Give the number of lines containing the word "JSON" and nothing more.

• Working data:
□ □ □ □ □

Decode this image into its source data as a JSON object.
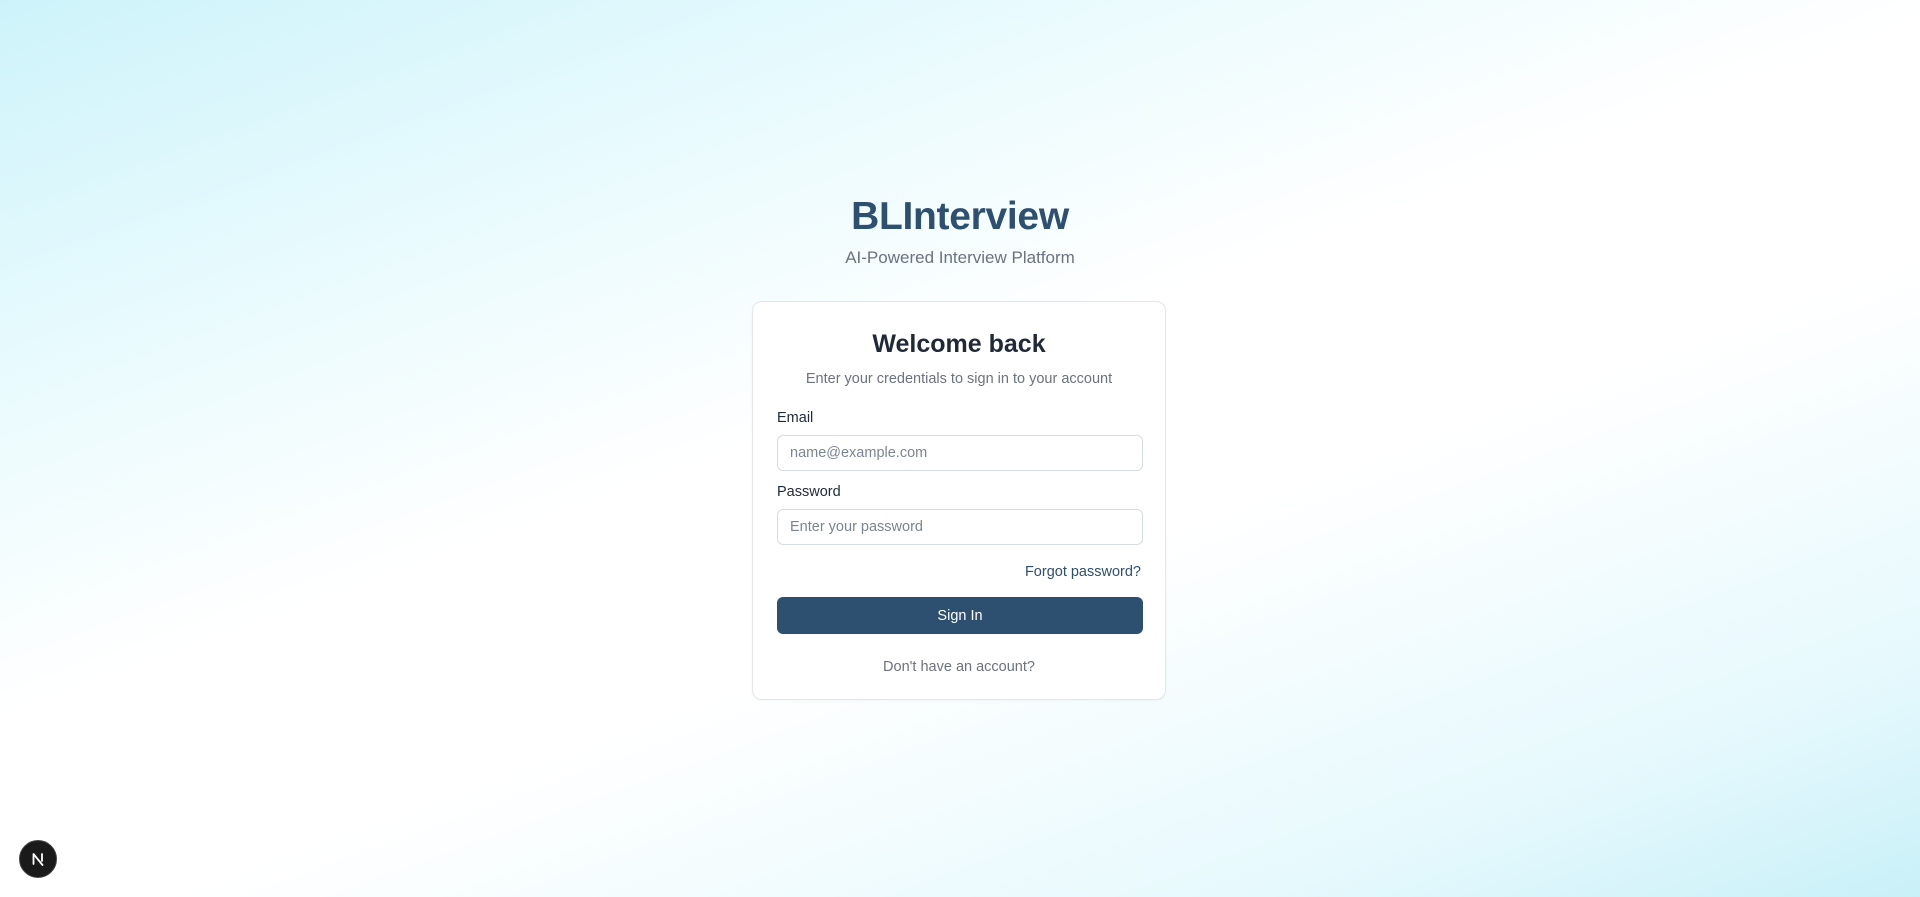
{
  "brand": {
    "title": "BLInterview",
    "subtitle": "AI-Powered Interview Platform"
  },
  "login_card": {
    "title": "Welcome back",
    "description": "Enter your credentials to sign in to your account",
    "email": {
      "label": "Email",
      "value": "",
      "placeholder": "name@example.com"
    },
    "password": {
      "label": "Password",
      "value": "",
      "placeholder": "Enter your password"
    },
    "forgot_password_label": "Forgot password?",
    "sign_in_label": "Sign In",
    "signup_prompt": "Don't have an account?"
  },
  "dev_indicator": {
    "icon": "nextjs-logo-icon"
  },
  "colors": {
    "brand": "#2d5071",
    "muted_text": "#6b7280",
    "background_tint": "#cdf3fa"
  }
}
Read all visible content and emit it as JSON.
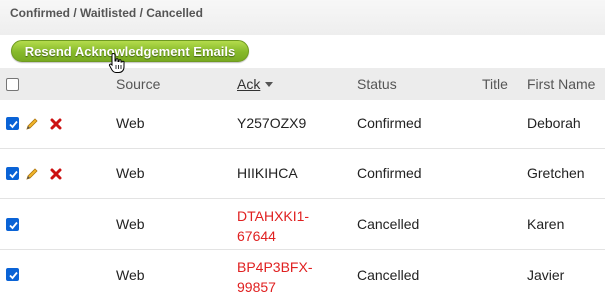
{
  "breadcrumb": "Confirmed / Waitlisted / Cancelled",
  "resend_button_label": "Resend Acknowledgement Emails",
  "columns": {
    "source": "Source",
    "ack": "Ack",
    "status": "Status",
    "title": "Title",
    "first_name": "First Name"
  },
  "rows": [
    {
      "checked": true,
      "source": "Web",
      "ack_line1": "Y257OZX9",
      "ack_line2": "",
      "ack_red": false,
      "status": "Confirmed",
      "title": "",
      "first_name": "Deborah",
      "actions": [
        "edit-pencil-icon",
        "delete-x-icon"
      ]
    },
    {
      "checked": true,
      "source": "Web",
      "ack_line1": "HIIKIHCA",
      "ack_line2": "",
      "ack_red": false,
      "status": "Confirmed",
      "title": "",
      "first_name": "Gretchen",
      "actions": [
        "edit-pencil-icon",
        "delete-x-icon"
      ]
    },
    {
      "checked": true,
      "source": "Web",
      "ack_line1": "DTAHXKI1-",
      "ack_line2": "67644",
      "ack_red": true,
      "status": "Cancelled",
      "title": "",
      "first_name": "Karen",
      "actions": []
    },
    {
      "checked": true,
      "source": "Web",
      "ack_line1": "BP4P3BFX-",
      "ack_line2": "99857",
      "ack_red": true,
      "status": "Cancelled",
      "title": "",
      "first_name": "Javier",
      "actions": []
    }
  ],
  "colors": {
    "button_green": "#86b92a",
    "cancelled_red": "#e02020",
    "checkbox_blue": "#0a63d6",
    "delete_red": "#cc1111"
  }
}
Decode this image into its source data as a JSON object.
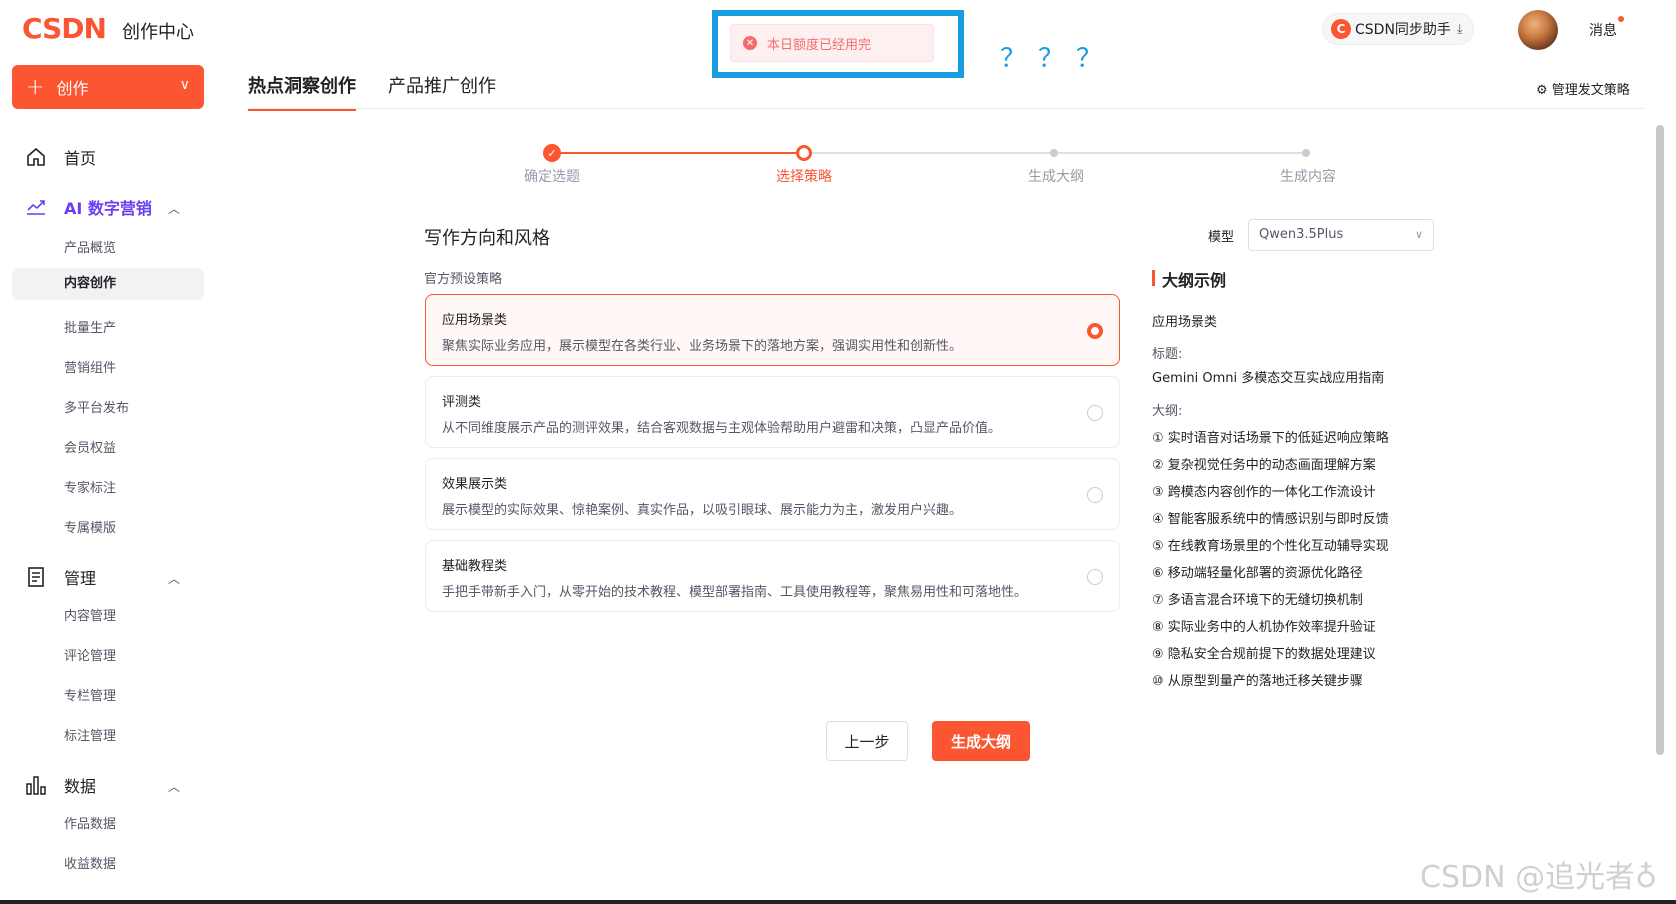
{
  "header": {
    "logo": "CSDN",
    "logo_sub": "创作中心",
    "toast": "本日额度已经用完",
    "annotation": "？？？",
    "sync_label": "CSDN同步助手",
    "messages": "消息"
  },
  "sidebar": {
    "create": "创作",
    "home": "首页",
    "ai_group": "AI 数字营销",
    "ai_items": [
      "产品概览",
      "内容创作",
      "批量生产",
      "营销组件",
      "多平台发布",
      "会员权益",
      "专家标注",
      "专属模版"
    ],
    "manage_group": "管理",
    "manage_items": [
      "内容管理",
      "评论管理",
      "专栏管理",
      "标注管理"
    ],
    "data_group": "数据",
    "data_items": [
      "作品数据",
      "收益数据"
    ]
  },
  "main": {
    "tabs": [
      "热点洞察创作",
      "产品推广创作"
    ],
    "manage_link": "管理发文策略",
    "steps": [
      "确定选题",
      "选择策略",
      "生成大纲",
      "生成内容"
    ],
    "section_title": "写作方向和风格",
    "model_label": "模型",
    "model_value": "Qwen3.5Plus",
    "preset_label": "官方预设策略",
    "cards": [
      {
        "title": "应用场景类",
        "desc": "聚焦实际业务应用，展示模型在各类行业、业务场景下的落地方案，强调实用性和创新性。"
      },
      {
        "title": "评测类",
        "desc": "从不同维度展示产品的测评效果，结合客观数据与主观体验帮助用户避雷和决策，凸显产品价值。"
      },
      {
        "title": "效果展示类",
        "desc": "展示模型的实际效果、惊艳案例、真实作品，以吸引眼球、展示能力为主，激发用户兴趣。"
      },
      {
        "title": "基础教程类",
        "desc": "手把手带新手入门，从零开始的技术教程、模型部署指南、工具使用教程等，聚焦易用性和可落地性。"
      }
    ],
    "outline": {
      "title": "大纲示例",
      "category": "应用场景类",
      "title_label": "标题:",
      "example_title": "Gemini Omni 多模态交互实战应用指南",
      "outline_label": "大纲:",
      "items": [
        "① 实时语音对话场景下的低延迟响应策略",
        "② 复杂视觉任务中的动态画面理解方案",
        "③ 跨模态内容创作的一体化工作流设计",
        "④ 智能客服系统中的情感识别与即时反馈",
        "⑤ 在线教育场景里的个性化互动辅导实现",
        "⑥ 移动端轻量化部署的资源优化路径",
        "⑦ 多语言混合环境下的无缝切换机制",
        "⑧ 实际业务中的人机协作效率提升验证",
        "⑨ 隐私安全合规前提下的数据处理建议",
        "⑩ 从原型到量产的落地迁移关键步骤"
      ]
    },
    "prev_btn": "上一步",
    "next_btn": "生成大纲"
  },
  "watermark": "CSDN @追光者♁",
  "colors": {
    "brand": "#fc5531",
    "accent_purple": "#6a3ff2",
    "annotation_blue": "#1a9ce0"
  }
}
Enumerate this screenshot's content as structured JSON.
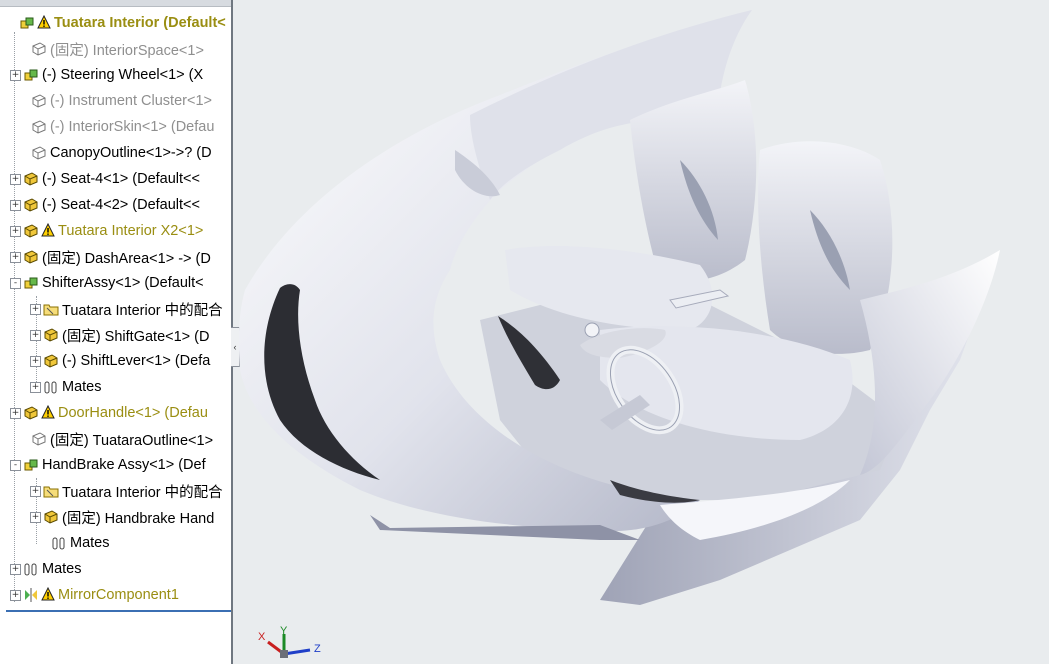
{
  "tree": {
    "items": [
      {
        "label": "Tuatara Interior  (Default<",
        "style": "warn bold",
        "icon": "assembly-icon",
        "warning": true,
        "expander": "",
        "indent": 6
      },
      {
        "label": "(固定) InteriorSpace<1>",
        "style": "gray",
        "icon": "part-gray-icon",
        "warning": false,
        "expander": "",
        "indent": 18
      },
      {
        "label": "(-) Steering Wheel<1> (X",
        "style": "",
        "icon": "subassembly-icon",
        "warning": false,
        "expander": "+",
        "indent": 10
      },
      {
        "label": "(-) Instrument Cluster<1>",
        "style": "gray",
        "icon": "part-gray-icon",
        "warning": false,
        "expander": "",
        "indent": 18
      },
      {
        "label": "(-) InteriorSkin<1> (Defau",
        "style": "gray",
        "icon": "part-gray-icon",
        "warning": false,
        "expander": "",
        "indent": 18
      },
      {
        "label": "CanopyOutline<1>->? (D",
        "style": "",
        "icon": "part-gray-icon",
        "warning": false,
        "expander": "",
        "indent": 18
      },
      {
        "label": "(-) Seat-4<1> (Default<<",
        "style": "",
        "icon": "part-yellow-icon",
        "warning": false,
        "expander": "+",
        "indent": 10
      },
      {
        "label": "(-) Seat-4<2> (Default<<",
        "style": "",
        "icon": "part-yellow-icon",
        "warning": false,
        "expander": "+",
        "indent": 10
      },
      {
        "label": "Tuatara Interior X2<1>",
        "style": "warn",
        "icon": "part-yellow-icon",
        "warning": true,
        "expander": "+",
        "indent": 10
      },
      {
        "label": "(固定) DashArea<1> -> (D",
        "style": "",
        "icon": "part-yellow-icon",
        "warning": false,
        "expander": "+",
        "indent": 10
      },
      {
        "label": "ShifterAssy<1> (Default<",
        "style": "",
        "icon": "subassembly-icon",
        "warning": false,
        "expander": "-",
        "indent": 10
      },
      {
        "label": "Tuatara Interior 中的配合",
        "style": "",
        "icon": "mates-folder-icon",
        "warning": false,
        "expander": "+",
        "indent": 30
      },
      {
        "label": "(固定) ShiftGate<1> (D",
        "style": "",
        "icon": "part-yellow-icon",
        "warning": false,
        "expander": "+",
        "indent": 30
      },
      {
        "label": "(-) ShiftLever<1> (Defa",
        "style": "",
        "icon": "part-yellow-icon",
        "warning": false,
        "expander": "+",
        "indent": 30
      },
      {
        "label": "Mates",
        "style": "",
        "icon": "mates-icon",
        "warning": false,
        "expander": "+",
        "indent": 30
      },
      {
        "label": "DoorHandle<1> (Defau",
        "style": "warn",
        "icon": "part-yellow-icon",
        "warning": true,
        "expander": "+",
        "indent": 10
      },
      {
        "label": "(固定) TuataraOutline<1>",
        "style": "",
        "icon": "part-gray-icon",
        "warning": false,
        "expander": "",
        "indent": 18
      },
      {
        "label": "HandBrake Assy<1> (Def",
        "style": "",
        "icon": "subassembly-icon",
        "warning": false,
        "expander": "-",
        "indent": 10
      },
      {
        "label": "Tuatara Interior 中的配合",
        "style": "",
        "icon": "mates-folder-icon",
        "warning": false,
        "expander": "+",
        "indent": 30
      },
      {
        "label": "(固定) Handbrake Hand",
        "style": "",
        "icon": "part-yellow-icon",
        "warning": false,
        "expander": "+",
        "indent": 30
      },
      {
        "label": "Mates",
        "style": "",
        "icon": "mates-icon",
        "warning": false,
        "expander": "",
        "indent": 38
      },
      {
        "label": "Mates",
        "style": "",
        "icon": "mates-icon",
        "warning": false,
        "expander": "+",
        "indent": 10
      },
      {
        "label": "MirrorComponent1",
        "style": "warn",
        "icon": "mirror-icon",
        "warning": true,
        "expander": "+",
        "indent": 10
      }
    ]
  },
  "triad": {
    "x": "X",
    "y": "Y",
    "z": "Z"
  },
  "colors": {
    "warning_text": "#9a8e12",
    "surface": "#d8dbe6",
    "background": "#e9ecee"
  }
}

□ □ □ □ □

• Response for this exercise:
4